- Stored items from a collection -
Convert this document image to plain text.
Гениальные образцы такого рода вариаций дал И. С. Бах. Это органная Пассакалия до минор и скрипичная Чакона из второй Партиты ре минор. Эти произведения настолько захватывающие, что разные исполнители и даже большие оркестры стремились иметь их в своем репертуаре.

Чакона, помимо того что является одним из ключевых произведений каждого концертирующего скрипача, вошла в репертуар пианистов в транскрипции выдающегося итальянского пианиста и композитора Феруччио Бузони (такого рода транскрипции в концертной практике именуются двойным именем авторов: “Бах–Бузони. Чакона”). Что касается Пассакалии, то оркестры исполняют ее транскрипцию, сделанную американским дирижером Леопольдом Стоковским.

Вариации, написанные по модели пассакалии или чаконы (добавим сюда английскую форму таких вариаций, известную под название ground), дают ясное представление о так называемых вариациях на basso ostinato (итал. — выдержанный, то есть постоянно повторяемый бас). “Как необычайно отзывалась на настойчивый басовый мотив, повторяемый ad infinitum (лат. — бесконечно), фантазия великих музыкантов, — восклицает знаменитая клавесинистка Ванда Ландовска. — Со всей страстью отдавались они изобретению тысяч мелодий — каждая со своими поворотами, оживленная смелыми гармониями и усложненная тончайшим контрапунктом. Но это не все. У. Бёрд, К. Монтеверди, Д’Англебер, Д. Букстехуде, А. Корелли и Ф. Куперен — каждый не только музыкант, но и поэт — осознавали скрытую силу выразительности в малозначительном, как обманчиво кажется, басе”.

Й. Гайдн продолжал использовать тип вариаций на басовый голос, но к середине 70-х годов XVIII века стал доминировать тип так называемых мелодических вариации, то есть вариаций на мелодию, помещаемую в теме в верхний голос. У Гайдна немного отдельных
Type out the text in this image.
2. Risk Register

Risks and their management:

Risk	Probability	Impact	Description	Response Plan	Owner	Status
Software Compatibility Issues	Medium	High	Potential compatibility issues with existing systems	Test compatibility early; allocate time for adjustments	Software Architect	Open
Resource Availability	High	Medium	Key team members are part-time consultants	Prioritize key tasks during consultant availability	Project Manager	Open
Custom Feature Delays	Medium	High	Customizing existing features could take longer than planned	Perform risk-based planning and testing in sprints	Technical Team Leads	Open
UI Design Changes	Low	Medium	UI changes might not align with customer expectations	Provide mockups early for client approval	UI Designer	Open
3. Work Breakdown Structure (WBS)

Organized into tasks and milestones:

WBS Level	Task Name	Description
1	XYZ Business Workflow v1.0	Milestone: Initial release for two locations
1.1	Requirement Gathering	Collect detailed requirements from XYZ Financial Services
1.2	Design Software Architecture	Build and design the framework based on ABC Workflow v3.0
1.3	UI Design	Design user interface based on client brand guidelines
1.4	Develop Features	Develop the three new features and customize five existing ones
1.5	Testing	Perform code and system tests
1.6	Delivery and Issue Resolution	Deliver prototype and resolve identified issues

- Objective -
Print out every entry, keeping each one exact.

- Solution for this exercise -
Convert this document image to plain text.
Гениальные образцы такого рода вариаций дал И. С. Бах. Это органная Пассакалия до минор и скрипичная Чакона из второй Партиты ре минор. Эти произведения настолько захватывающие, что разные исполнители и даже большие оркестры стремились иметь их в своем репертуаре.

Чакона, помимо того что является одним из ключевых произведений каждого концертирующего скрипача, вошла в репертуар пианистов в транскрипции выдающегося итальянского пианиста и композитора Феруччио Бузони (такого рода транскрипции в концертной практике именуются двойным именем авторов: “Бах–Бузони. Чакона”). Что касается Пассакалии, то оркестры исполняют ее транскрипцию, сделанную американским дирижером Леопольдом Стоковским.

Вариации, написанные по модели пассакалии или чаконы (добавим сюда английскую форму таких вариаций, известную под название ground), дают ясное представление о так называемых вариациях на basso ostinato (итал. — выдержанный, то есть постоянно повторяемый бас). “Как необычайно отзывалась на настойчивый басовый мотив, повторяемый ad infinitum (лат. — бесконечно), фантазия великих музыкантов, — восклицает знаменитая клавесинистка Ванда Ландовска. — Со всей страстью отдавались они изобретению тысяч мелодий — каждая со своими поворотами, оживленная смелыми гармониями и усложненная тончайшим контрапунктом. Но это не все. У. Бёрд, К. Монтеверди, Д’Англебер, Д. Букстехуде, А. Корелли и Ф. Куперен — каждый не только музыкант, но и поэт — осознавали скрытую силу выразительности в малозначительном, как обманчиво кажется, басе”.

Й. Гайдн продолжал использовать тип вариаций на басовый голос, но к середине 70-х годов XVIII века стал доминировать тип так называемых мелодических вариации, то есть вариаций на мелодию, помещаемую в теме в верхний голос. У Гайдна немного отдельных
Type out the text in this image.
2. Risk Register

Risks and their management:

Risk	Probability	Impact	Description	Response Plan	Owner	Status
Software Compatibility Issues	Medium	High	Potential compatibility issues with existing systems	Test compatibility early; allocate time for adjustments	Software Architect	Open
Resource Availability	High	Medium	Key team members are part-time consultants	Prioritize key tasks during consultant availability	Project Manager	Open
Custom Feature Delays	Medium	High	Customizing existing features could take longer than planned	Perform risk-based planning and testing in sprints	Technical Team Leads	Open
UI Design Changes	Low	Medium	UI changes might not align with customer expectations	Provide mockups early for client approval	UI Designer	Open
3. Work Breakdown Structure (WBS)

Organized into tasks and milestones:

WBS Level	Task Name	Description
1	XYZ Business Workflow v1.0	Milestone: Initial release for two locations
1.1	Requirement Gathering	Collect detailed requirements from XYZ Financial Services
1.2	Design Software Architecture	Build and design the framework based on ABC Workflow v3.0
1.3	UI Design	Design user interface based on client brand guidelines
1.4	Develop Features	Develop the three new features and customize five existing ones
1.5	Testing	Perform code and system tests
1.6	Delivery and Issue Resolution	Deliver prototype and resolve identified issues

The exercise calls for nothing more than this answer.